■ To do
Your task is to copy every line of the entries that contains "Forecast".

■ Information provided
[Start]

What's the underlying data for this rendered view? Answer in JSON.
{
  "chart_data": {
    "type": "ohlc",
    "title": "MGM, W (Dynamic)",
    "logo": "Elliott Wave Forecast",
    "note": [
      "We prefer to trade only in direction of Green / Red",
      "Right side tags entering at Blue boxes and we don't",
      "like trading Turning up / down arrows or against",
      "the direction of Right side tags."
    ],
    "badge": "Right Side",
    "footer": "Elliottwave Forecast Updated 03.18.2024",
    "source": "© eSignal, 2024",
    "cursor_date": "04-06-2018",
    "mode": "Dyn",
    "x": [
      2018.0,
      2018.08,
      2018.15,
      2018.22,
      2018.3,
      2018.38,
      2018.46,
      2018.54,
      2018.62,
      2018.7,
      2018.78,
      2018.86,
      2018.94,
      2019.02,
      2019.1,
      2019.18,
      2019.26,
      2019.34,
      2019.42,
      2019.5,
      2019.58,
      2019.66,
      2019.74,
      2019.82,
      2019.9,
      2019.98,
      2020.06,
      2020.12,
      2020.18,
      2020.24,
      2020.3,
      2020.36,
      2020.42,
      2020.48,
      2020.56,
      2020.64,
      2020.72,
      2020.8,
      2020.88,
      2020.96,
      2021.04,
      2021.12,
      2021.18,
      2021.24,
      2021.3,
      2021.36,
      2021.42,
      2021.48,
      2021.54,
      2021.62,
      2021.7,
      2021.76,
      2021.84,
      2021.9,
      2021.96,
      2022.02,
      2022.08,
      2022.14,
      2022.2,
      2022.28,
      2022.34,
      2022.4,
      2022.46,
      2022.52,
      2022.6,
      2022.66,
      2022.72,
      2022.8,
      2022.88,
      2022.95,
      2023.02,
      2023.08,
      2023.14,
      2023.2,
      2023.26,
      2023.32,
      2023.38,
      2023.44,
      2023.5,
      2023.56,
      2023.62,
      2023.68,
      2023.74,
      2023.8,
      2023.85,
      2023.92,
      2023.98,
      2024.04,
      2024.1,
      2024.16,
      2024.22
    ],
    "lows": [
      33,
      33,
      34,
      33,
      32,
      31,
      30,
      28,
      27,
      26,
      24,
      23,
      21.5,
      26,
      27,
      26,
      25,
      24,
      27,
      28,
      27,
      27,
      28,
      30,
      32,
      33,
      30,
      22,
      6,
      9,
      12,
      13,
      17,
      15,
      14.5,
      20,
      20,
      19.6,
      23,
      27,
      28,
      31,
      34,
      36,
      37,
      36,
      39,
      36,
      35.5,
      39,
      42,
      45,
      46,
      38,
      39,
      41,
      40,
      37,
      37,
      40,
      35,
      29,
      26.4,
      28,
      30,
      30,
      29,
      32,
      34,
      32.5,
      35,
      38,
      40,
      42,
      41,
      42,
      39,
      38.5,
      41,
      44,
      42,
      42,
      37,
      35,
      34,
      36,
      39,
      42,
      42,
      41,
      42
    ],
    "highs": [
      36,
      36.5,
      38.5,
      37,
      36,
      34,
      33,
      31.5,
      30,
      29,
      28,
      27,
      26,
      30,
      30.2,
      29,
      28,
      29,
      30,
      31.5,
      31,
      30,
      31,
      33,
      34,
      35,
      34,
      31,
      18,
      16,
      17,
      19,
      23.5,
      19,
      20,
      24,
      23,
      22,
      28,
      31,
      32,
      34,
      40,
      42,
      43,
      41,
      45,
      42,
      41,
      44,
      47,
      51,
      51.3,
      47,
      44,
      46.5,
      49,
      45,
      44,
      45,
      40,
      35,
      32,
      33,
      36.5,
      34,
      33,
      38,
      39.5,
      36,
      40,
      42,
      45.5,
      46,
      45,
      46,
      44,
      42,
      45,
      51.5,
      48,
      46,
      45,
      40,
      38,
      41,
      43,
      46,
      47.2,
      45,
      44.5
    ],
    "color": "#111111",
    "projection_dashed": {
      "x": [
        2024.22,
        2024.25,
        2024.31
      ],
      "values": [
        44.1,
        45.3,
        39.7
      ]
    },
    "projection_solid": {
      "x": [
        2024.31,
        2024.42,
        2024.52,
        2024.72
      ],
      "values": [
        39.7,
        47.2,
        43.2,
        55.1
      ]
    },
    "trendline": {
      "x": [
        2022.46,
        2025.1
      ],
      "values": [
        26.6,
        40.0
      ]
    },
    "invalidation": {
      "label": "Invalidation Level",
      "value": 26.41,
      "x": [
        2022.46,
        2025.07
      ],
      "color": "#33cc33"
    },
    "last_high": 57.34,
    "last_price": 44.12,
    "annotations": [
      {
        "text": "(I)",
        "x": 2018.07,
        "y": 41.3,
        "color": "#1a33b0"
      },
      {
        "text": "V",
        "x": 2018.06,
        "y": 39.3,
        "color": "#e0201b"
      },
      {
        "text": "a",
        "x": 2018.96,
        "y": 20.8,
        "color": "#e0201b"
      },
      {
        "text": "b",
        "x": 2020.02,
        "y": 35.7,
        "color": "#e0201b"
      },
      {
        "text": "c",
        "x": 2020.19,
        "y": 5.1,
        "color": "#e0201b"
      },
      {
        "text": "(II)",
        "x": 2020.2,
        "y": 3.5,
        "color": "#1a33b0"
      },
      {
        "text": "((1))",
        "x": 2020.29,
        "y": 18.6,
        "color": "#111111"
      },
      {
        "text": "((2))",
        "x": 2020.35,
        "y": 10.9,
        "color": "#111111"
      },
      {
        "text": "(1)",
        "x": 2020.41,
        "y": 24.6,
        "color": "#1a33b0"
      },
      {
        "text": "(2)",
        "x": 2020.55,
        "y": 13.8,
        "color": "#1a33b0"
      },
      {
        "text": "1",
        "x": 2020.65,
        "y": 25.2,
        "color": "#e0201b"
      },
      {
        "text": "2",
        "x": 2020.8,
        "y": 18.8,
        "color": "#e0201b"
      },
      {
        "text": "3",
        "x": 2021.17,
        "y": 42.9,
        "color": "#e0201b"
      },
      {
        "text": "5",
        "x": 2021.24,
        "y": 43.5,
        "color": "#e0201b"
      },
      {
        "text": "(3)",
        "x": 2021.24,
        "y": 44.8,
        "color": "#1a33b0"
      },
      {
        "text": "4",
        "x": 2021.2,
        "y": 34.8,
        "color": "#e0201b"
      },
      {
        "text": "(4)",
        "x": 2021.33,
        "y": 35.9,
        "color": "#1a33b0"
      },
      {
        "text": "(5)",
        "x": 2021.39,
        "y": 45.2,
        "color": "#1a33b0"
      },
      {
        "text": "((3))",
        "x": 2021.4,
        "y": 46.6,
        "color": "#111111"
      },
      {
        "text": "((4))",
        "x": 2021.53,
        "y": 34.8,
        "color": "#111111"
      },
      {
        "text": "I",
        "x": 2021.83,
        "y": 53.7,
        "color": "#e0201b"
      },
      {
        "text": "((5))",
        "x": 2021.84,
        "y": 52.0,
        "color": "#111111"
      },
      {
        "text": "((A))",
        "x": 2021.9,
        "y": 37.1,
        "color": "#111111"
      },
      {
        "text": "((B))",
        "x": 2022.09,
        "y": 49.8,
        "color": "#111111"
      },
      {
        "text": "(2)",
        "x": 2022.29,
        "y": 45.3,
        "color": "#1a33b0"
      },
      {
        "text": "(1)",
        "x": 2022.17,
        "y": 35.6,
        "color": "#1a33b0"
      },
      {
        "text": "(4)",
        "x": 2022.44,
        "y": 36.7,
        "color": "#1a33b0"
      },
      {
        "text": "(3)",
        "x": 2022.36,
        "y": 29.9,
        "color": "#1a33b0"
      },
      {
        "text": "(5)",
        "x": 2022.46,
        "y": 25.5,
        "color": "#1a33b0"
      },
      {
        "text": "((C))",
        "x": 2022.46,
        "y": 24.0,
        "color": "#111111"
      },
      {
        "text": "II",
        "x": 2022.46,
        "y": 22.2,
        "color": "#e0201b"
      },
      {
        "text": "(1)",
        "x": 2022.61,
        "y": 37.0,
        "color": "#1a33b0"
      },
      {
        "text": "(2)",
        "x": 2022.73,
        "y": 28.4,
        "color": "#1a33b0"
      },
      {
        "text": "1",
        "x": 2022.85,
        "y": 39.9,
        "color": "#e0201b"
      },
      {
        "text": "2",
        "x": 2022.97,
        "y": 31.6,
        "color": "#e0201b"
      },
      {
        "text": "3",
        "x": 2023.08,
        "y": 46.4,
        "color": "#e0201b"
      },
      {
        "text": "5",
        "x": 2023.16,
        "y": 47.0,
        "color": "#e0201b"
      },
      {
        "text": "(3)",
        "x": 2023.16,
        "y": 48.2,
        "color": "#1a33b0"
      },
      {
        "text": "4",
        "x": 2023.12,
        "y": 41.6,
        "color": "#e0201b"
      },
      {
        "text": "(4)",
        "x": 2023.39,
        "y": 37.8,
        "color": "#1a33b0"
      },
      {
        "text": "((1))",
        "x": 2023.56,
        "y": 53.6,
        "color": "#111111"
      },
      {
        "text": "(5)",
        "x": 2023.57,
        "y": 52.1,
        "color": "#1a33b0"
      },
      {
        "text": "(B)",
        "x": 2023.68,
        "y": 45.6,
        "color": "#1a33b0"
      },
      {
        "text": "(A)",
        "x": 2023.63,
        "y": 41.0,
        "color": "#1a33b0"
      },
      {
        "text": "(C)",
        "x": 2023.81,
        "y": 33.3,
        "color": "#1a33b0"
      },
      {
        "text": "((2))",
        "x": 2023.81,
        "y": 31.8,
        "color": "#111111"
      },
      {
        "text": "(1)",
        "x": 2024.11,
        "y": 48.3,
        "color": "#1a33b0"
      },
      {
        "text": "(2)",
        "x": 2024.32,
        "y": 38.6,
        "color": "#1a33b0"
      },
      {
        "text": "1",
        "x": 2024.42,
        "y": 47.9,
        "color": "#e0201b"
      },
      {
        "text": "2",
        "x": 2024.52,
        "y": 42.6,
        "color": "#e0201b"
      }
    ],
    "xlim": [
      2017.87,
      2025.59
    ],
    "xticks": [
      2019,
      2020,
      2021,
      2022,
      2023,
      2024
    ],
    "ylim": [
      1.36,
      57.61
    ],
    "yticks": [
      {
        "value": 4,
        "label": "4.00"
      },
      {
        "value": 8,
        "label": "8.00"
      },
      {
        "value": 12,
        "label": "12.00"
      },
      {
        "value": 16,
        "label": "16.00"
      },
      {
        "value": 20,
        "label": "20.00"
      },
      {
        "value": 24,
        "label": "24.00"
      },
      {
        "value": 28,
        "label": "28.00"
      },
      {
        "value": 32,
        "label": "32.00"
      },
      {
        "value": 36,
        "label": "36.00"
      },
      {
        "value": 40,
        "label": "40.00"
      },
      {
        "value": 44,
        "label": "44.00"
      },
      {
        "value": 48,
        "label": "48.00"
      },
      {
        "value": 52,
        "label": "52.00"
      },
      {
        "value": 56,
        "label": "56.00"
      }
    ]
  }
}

[End]

■ Final result
    "logo": "Elliott Wave Forecast",
    "footer": "Elliottwave Forecast Updated 03.18.2024",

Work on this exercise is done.